▸ **Written exercise**
For every line in the records that has the word "vuotta", make a copy.

[Data records]
═══
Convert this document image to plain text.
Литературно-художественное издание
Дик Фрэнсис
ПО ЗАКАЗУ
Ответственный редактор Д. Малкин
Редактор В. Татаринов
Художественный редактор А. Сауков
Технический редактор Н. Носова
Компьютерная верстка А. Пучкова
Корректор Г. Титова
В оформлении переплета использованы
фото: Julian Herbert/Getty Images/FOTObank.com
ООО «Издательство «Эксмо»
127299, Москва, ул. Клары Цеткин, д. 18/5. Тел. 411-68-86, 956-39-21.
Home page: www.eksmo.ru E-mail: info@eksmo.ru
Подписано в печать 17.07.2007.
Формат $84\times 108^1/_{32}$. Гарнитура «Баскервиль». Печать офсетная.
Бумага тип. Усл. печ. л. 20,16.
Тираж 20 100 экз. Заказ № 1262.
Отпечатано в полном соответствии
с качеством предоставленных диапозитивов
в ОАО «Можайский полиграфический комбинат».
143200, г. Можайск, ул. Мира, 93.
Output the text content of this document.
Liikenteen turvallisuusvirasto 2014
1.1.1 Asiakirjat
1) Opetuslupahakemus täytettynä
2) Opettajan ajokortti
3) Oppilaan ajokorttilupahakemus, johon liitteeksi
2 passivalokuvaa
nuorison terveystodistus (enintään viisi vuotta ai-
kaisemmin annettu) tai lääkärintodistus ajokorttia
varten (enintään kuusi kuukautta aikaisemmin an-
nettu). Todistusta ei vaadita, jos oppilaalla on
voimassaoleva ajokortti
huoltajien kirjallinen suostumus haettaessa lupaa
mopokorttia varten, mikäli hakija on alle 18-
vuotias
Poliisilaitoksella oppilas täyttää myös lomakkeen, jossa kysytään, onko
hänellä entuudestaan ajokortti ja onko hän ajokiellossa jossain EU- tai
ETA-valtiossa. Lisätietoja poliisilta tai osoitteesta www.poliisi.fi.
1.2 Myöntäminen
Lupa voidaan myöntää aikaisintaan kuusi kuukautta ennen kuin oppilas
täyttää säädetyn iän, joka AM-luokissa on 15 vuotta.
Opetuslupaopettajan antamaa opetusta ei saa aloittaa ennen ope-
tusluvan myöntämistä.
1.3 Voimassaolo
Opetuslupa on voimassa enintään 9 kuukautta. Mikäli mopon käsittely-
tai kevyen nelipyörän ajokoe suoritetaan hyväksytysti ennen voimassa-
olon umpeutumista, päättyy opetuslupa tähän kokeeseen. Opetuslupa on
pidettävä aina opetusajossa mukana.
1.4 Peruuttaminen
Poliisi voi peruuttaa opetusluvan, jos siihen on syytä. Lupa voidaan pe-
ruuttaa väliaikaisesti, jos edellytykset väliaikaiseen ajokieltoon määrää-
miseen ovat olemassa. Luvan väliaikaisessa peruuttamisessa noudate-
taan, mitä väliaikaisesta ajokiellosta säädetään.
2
═══
▸ **Answer for the task**
nuorison terveystodistus (enintään viisi vuotta ai-
täyttää säädetyn iän, joka AM-luokissa on 15 vuotta.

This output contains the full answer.